Input records –

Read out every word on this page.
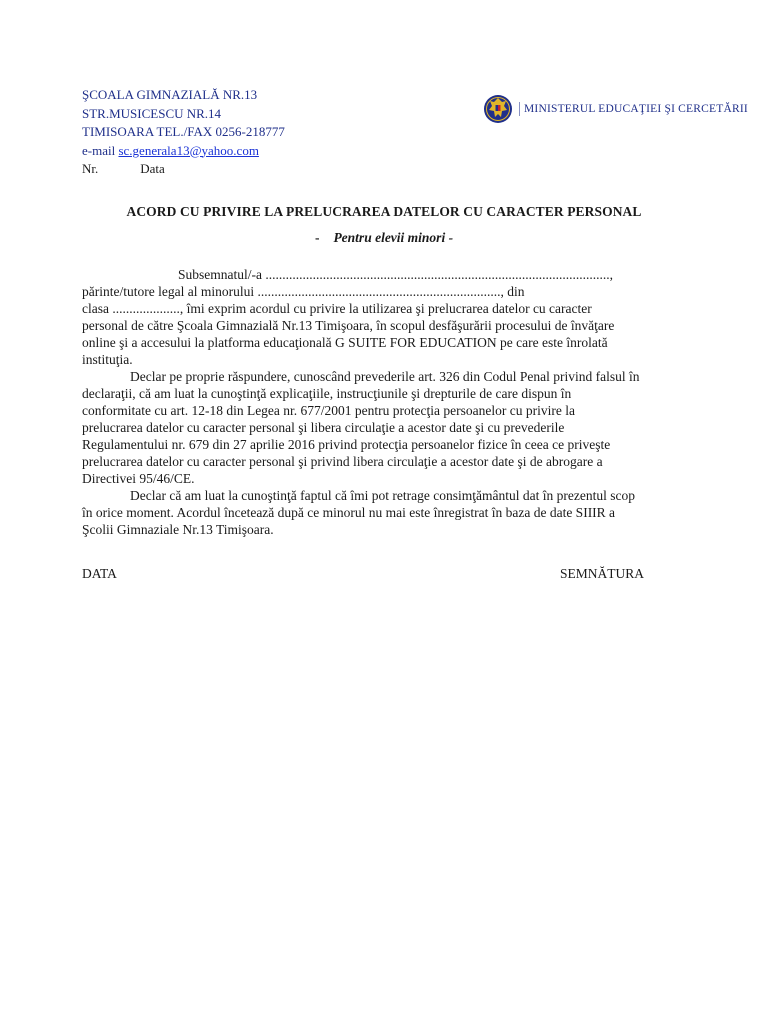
ŞCOALA GIMNAZIALĂ NR.13
STR.MUSICESCU NR.14
TIMISOARA TEL./FAX 0256-218777
e-mail sc.generala13@yahoo.com
Nr.	Data
MINISTERUL EDUCAŢIEI ŞI CERCETĂRII
ACORD CU PRIVIRE LA PRELUCRAREA DATELOR CU CARACTER PERSONAL
- Pentru elevii minori -
Subsemnatul/-a ......................................................................................................,
părinte/tutore legal al minorului ........................................................................, din
clasa ...................., îmi exprim acordul cu privire la utilizarea şi prelucrarea datelor cu caracter
personal de către Şcoala Gimnazială Nr.13 Timişoara, în scopul desfăşurării procesului de învăţare
online şi a accesului la platforma educaţională G SUITE FOR EDUCATION pe care este înrolată
instituţia.
Declar pe proprie răspundere, cunoscând prevederile art. 326 din Codul Penal privind falsul în
declaraţii, că am luat la cunoştinţă explicaţiile, instrucţiunile şi drepturile de care dispun în
conformitate cu art. 12-18 din Legea nr. 677/2001 pentru protecţia persoanelor cu privire la
prelucrarea datelor cu caracter personal şi libera circulaţie a acestor date şi cu prevederile
Regulamentului nr. 679 din 27 aprilie 2016 privind protecţia persoanelor fizice în ceea ce priveşte
prelucrarea datelor cu caracter personal şi privind libera circulaţie a acestor date şi de abrogare a
Directivei 95/46/CE.
Declar că am luat la cunoştinţă faptul că îmi pot retrage consimţământul dat în prezentul scop
în orice moment. Acordul încetează după ce minorul nu mai este înregistrat în baza de date SIIIR a
Şcolii Gimnaziale Nr.13 Timişoara.
DATA	SEMNĂTURA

Stated problem –
Return all of the entries exactly as written, but drop any pictures they hold.

Answer –
Read out every word on this page.
ŞCOALA GIMNAZIALĂ NR.13
STR.MUSICESCU NR.14
TIMISOARA TEL./FAX 0256-218777
e-mail sc.generala13@yahoo.com
Nr.	Data
MINISTERUL EDUCAŢIEI ŞI CERCETĂRII
ACORD CU PRIVIRE LA PRELUCRAREA DATELOR CU CARACTER PERSONAL
- Pentru elevii minori -
Subsemnatul/-a ......................................................................................................,
părinte/tutore legal al minorului ........................................................................, din
clasa ...................., îmi exprim acordul cu privire la utilizarea şi prelucrarea datelor cu caracter
personal de către Şcoala Gimnazială Nr.13 Timişoara, în scopul desfăşurării procesului de învăţare
online şi a accesului la platforma educaţională G SUITE FOR EDUCATION pe care este înrolată
instituţia.
Declar pe proprie răspundere, cunoscând prevederile art. 326 din Codul Penal privind falsul în
declaraţii, că am luat la cunoştinţă explicaţiile, instrucţiunile şi drepturile de care dispun în
conformitate cu art. 12-18 din Legea nr. 677/2001 pentru protecţia persoanelor cu privire la
prelucrarea datelor cu caracter personal şi libera circulaţie a acestor date şi cu prevederile
Regulamentului nr. 679 din 27 aprilie 2016 privind protecţia persoanelor fizice în ceea ce priveşte
prelucrarea datelor cu caracter personal şi privind libera circulaţie a acestor date şi de abrogare a
Directivei 95/46/CE.
Declar că am luat la cunoştinţă faptul că îmi pot retrage consimţământul dat în prezentul scop
în orice moment. Acordul încetează după ce minorul nu mai este înregistrat în baza de date SIIIR a
Şcolii Gimnaziale Nr.13 Timişoara.
DATA	SEMNĂTURA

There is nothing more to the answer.